• [DOCUMENT SEGMENT]

-=-=-=-=-

Natty and the Real Time Kernel

laurent.bellegarde laurent.bellegarde at free.fr
Tue May 24 19:29:53 UTC 2011


Hi all tonight here in France,

I've finished my tests on my netbook.

So with last low-latency kernel coming from Alessio PPA, i can run jackd 
+ hydrogen + ardour at 11,4ms, 256 frames /3 periods with an small intel 
onboard sound card on my modest netbook asus eeepc celeron 900 MHz, 2Go 
with natty and unity desktop without any xruns. I'm using 17% of Jackd 
RT power.

on the generic kernel, i've got many xruns as soon as i'm moving a 
window of any program...

Compare to lucid RT kernel running under the same computer, the level of 
performance is quite the same and low-latency kernel could be use for 
production.

An another info, the graphic controller is an old onboard intel i810.

Complete demo and official conference about multimedia with 
ubuntu/ubuntu studio in Paris next saturday in La Villette sciences city 
if the island volcanoe let me fly to Paris ;-)

-=-=-=-=-

• [GIVEN INFORMATION]
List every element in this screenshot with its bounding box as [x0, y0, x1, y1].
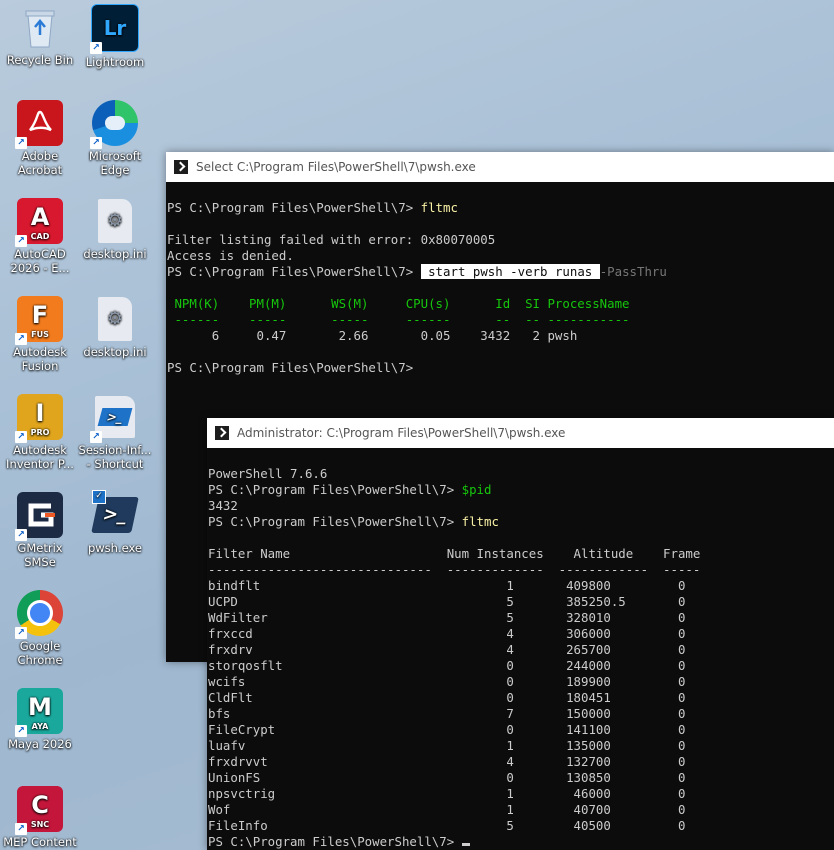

-=-=-=-=-

• [REQUIRED TASK A]
Answer these questions about the post on the low-latency kernel test:
(i) What graphics controller does the netbook use?
(ii) What happens with the generic kernel when a window is moved?
(iii) Where in Paris will the demo and conference take place?
• [REQUIRED TASK B]
Resume the post about testing the low-latency kernel on a netbook, starting after its final line.
The material isn't needed for what comes next.

• [RESPONSE A]
(i) An old onboard Intel i810.
(ii) Many xruns occur as soon as a window of any program is moved.
(iii) In La Villette sciences city.

• [RESPONSE B]
Some news coming soon.

Bye

Laurent

Le 07/05/2011 08:05, bart deruyter a écrit :
> Hi all,
>
> I've got the same result as Brian David. The generic kernel works 
> quite well, but has xruns, strangely enough, mostly when doing 
> 'nothing'. So far I had no xruns because of recording, mixing, using 
> rakarrack etc... The xruns seem to happen at random.
>
> I do use Unity though, maybe there is something in there that asks 
> some processes which cause the xruns.
>
> My soundcard is an external one, Audiofire 12. jackd is setup at 
> 48000, 256 frames/period and 3 periods/buffer, at a latency of 16 msec.
>
> Running the low-latency kernel eliminates all xruns... I'll definatly 
> keep using it, and I do recommend it too.
>
>
> http://www.bartart3d.be/
>
>
> 2011/5/7 Brian David <beejunk at gmail.com <mailto:beejunk at gmail.com>>
>
>     On Thu, May 5, 2011 at 3:46 AM, Victor henri <nadaeck at hotmail.com
>     <mailto:nadaeck at hotmail.com>> wrote:
>     >
>     > My personal experience is, since 2.6.33, many improvements have
>     been done in
>     > the low latency kernel; I, as several other people, have
>     reported excellent
>     > performances of the 2.6.37 and 2.6.38 low latency kernel, that
>     seemed to get
>     > much closer closer to the rt performance then before. That
>     allows me, most
>     > of the time to not use anymore the RT kernel and all its related
>     problems...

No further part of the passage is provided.